[Records from a data collection]
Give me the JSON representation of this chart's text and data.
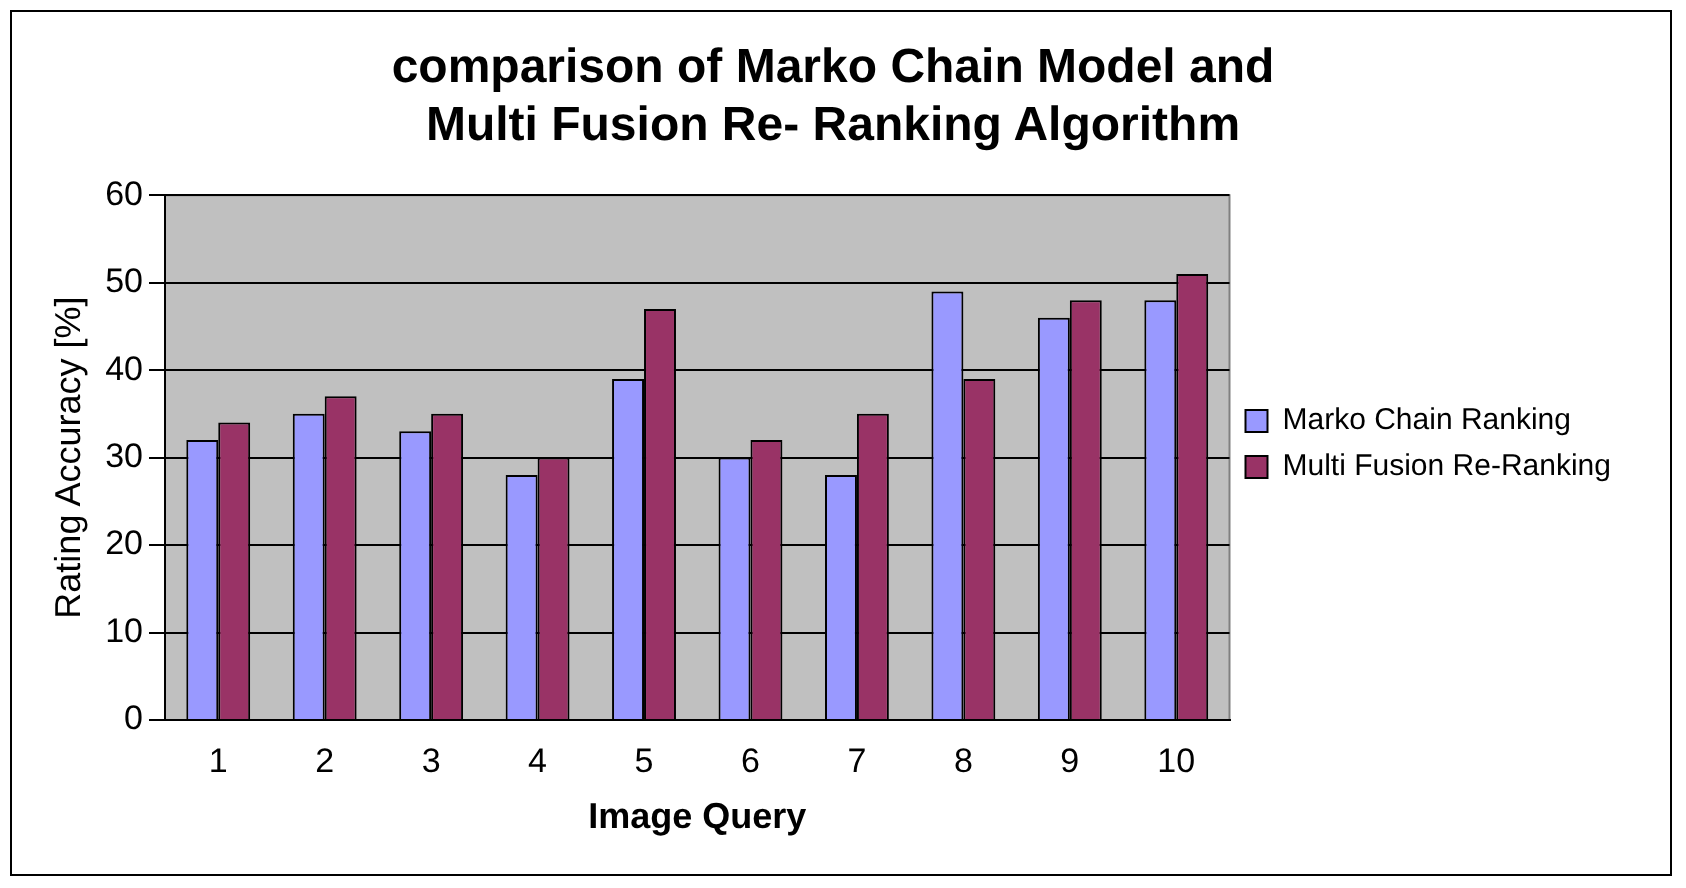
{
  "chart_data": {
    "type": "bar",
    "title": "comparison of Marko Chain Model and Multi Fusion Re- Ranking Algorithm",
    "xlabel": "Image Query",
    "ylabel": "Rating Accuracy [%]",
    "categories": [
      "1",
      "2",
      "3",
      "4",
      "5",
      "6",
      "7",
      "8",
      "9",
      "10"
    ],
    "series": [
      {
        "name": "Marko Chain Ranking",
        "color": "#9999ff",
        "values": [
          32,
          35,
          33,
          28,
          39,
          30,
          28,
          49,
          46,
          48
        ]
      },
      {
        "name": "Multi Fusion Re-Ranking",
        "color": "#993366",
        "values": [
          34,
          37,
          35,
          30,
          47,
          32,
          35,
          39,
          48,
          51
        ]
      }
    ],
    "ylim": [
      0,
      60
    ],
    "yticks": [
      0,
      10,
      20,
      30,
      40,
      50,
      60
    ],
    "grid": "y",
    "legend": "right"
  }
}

* * *

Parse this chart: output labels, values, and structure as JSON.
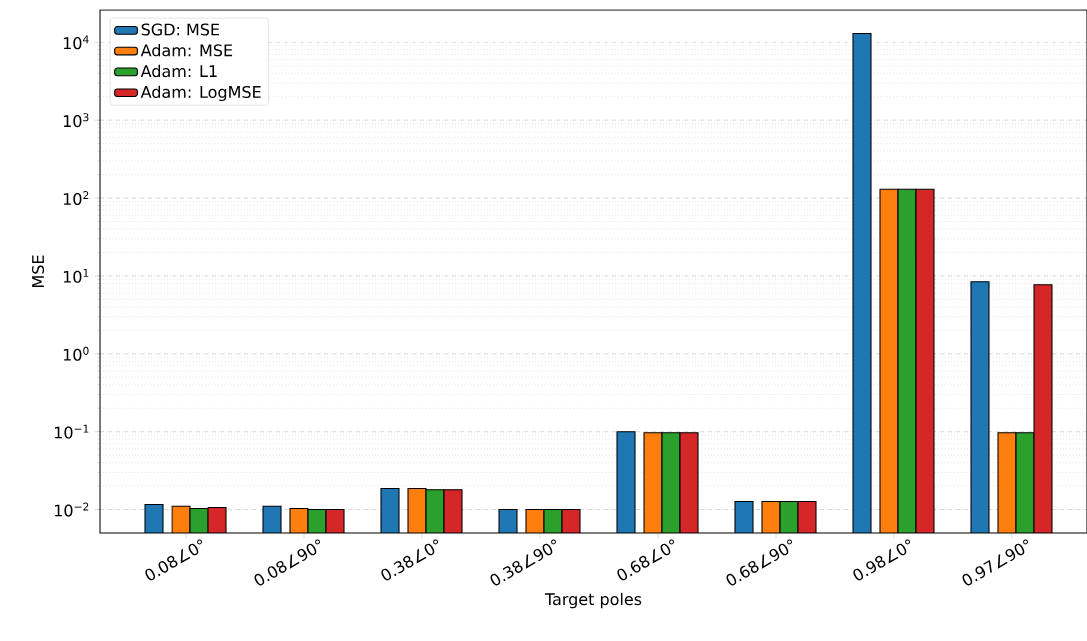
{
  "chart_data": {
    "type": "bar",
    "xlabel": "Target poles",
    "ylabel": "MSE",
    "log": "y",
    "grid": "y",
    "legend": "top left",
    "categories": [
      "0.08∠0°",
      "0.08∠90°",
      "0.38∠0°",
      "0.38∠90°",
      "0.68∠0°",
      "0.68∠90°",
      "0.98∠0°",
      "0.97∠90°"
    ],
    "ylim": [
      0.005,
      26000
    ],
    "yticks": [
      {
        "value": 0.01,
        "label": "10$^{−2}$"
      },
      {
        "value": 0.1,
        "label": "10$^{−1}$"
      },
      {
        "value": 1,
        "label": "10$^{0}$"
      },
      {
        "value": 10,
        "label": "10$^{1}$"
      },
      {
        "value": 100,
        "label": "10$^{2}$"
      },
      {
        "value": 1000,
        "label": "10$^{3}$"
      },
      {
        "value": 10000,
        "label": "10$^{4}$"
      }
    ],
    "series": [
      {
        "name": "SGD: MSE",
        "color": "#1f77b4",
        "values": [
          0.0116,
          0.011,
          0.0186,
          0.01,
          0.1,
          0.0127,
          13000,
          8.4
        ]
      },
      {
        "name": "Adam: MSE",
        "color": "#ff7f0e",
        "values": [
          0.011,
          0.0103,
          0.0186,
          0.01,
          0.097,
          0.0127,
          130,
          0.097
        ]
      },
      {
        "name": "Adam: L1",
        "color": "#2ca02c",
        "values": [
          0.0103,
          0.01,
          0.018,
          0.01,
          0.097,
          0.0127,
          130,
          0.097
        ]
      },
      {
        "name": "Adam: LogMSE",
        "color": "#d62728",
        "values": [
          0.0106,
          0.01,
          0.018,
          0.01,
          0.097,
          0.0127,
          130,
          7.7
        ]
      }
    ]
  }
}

* Given problem:
Determine how many lines of the listing above include the word "Ranking", and report that number only.

* Task answer:
3